## START GIVEN DATA

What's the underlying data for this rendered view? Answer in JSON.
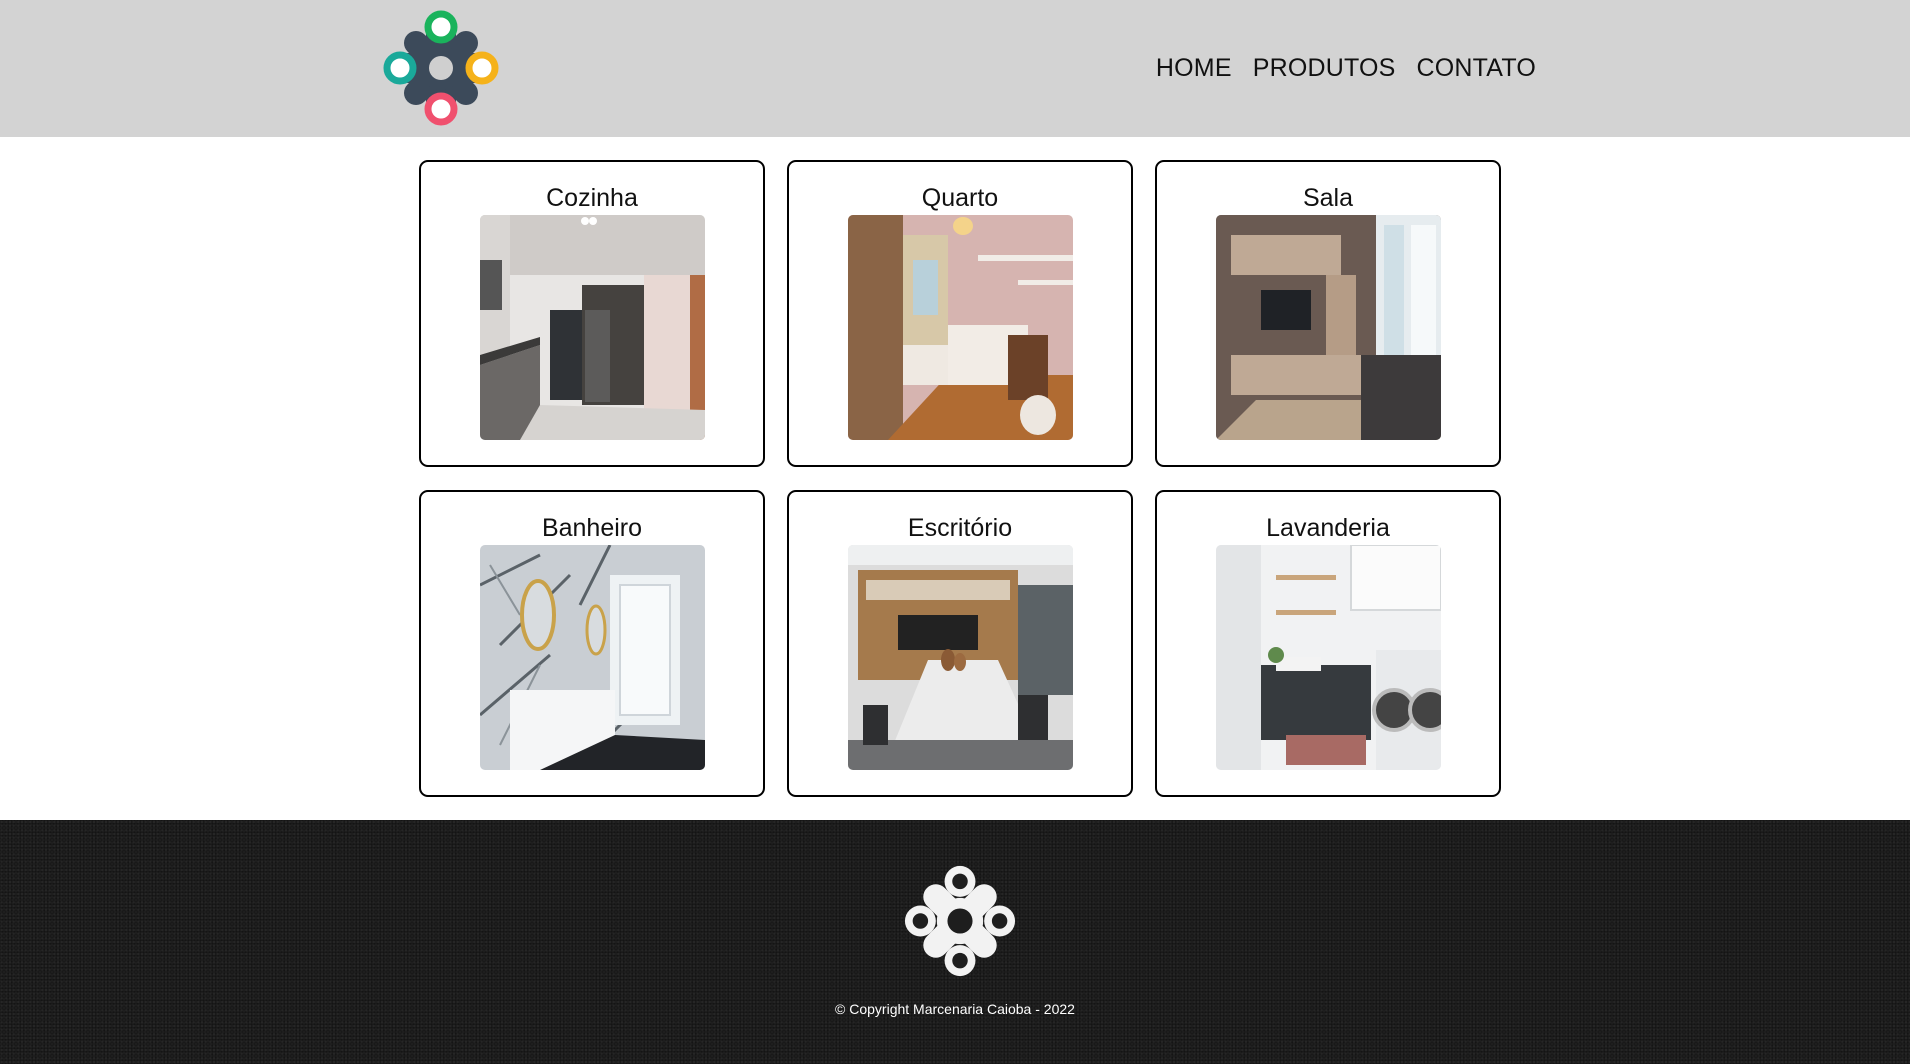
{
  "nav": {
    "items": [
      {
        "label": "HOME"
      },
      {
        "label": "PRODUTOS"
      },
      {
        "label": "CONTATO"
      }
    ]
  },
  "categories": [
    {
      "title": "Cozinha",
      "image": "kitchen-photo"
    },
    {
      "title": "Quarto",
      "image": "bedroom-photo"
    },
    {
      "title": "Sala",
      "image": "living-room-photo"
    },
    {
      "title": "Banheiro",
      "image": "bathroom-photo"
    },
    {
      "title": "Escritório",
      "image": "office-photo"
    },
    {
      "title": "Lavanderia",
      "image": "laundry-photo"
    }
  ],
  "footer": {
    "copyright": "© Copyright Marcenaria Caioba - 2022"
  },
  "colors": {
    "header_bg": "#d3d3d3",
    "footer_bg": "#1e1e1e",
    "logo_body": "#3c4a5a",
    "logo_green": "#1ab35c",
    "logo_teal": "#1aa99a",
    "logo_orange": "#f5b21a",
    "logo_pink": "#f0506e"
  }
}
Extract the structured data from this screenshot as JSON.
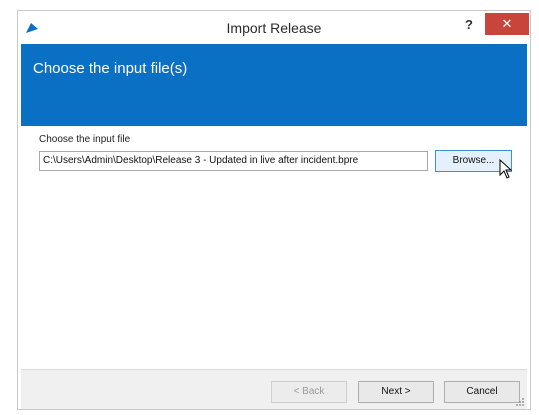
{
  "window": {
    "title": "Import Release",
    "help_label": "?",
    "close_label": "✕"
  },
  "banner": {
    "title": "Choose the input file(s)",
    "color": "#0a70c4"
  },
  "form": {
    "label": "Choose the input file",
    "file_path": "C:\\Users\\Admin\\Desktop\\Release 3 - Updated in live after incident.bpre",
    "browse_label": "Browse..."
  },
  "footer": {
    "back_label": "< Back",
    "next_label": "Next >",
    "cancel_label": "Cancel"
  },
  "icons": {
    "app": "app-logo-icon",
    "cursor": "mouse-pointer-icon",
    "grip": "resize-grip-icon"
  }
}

## END GIVEN DATA

AIM OF THE TASK →
Using the records above, retype everything exactly except the pictures.

TASK RESULT →
What's the underlying data for this rendered view? Answer in JSON.
{
  "nav": {
    "items": [
      {
        "label": "HOME"
      },
      {
        "label": "PRODUTOS"
      },
      {
        "label": "CONTATO"
      }
    ]
  },
  "categories": [
    {
      "title": "Cozinha",
      "image": "kitchen-photo"
    },
    {
      "title": "Quarto",
      "image": "bedroom-photo"
    },
    {
      "title": "Sala",
      "image": "living-room-photo"
    },
    {
      "title": "Banheiro",
      "image": "bathroom-photo"
    },
    {
      "title": "Escritório",
      "image": "office-photo"
    },
    {
      "title": "Lavanderia",
      "image": "laundry-photo"
    }
  ],
  "footer": {
    "copyright": "© Copyright Marcenaria Caioba - 2022"
  },
  "colors": {
    "header_bg": "#d3d3d3",
    "footer_bg": "#1e1e1e",
    "logo_body": "#3c4a5a",
    "logo_green": "#1ab35c",
    "logo_teal": "#1aa99a",
    "logo_orange": "#f5b21a",
    "logo_pink": "#f0506e"
  }
}
Extract the structured data from this screenshot as JSON.
{
  "window": {
    "title": "Import Release",
    "help_label": "?",
    "close_label": "✕"
  },
  "banner": {
    "title": "Choose the input file(s)",
    "color": "#0a70c4"
  },
  "form": {
    "label": "Choose the input file",
    "file_path": "C:\\Users\\Admin\\Desktop\\Release 3 - Updated in live after incident.bpre",
    "browse_label": "Browse..."
  },
  "footer": {
    "back_label": "< Back",
    "next_label": "Next >",
    "cancel_label": "Cancel"
  },
  "icons": {
    "app": "app-logo-icon",
    "cursor": "mouse-pointer-icon",
    "grip": "resize-grip-icon"
  }
}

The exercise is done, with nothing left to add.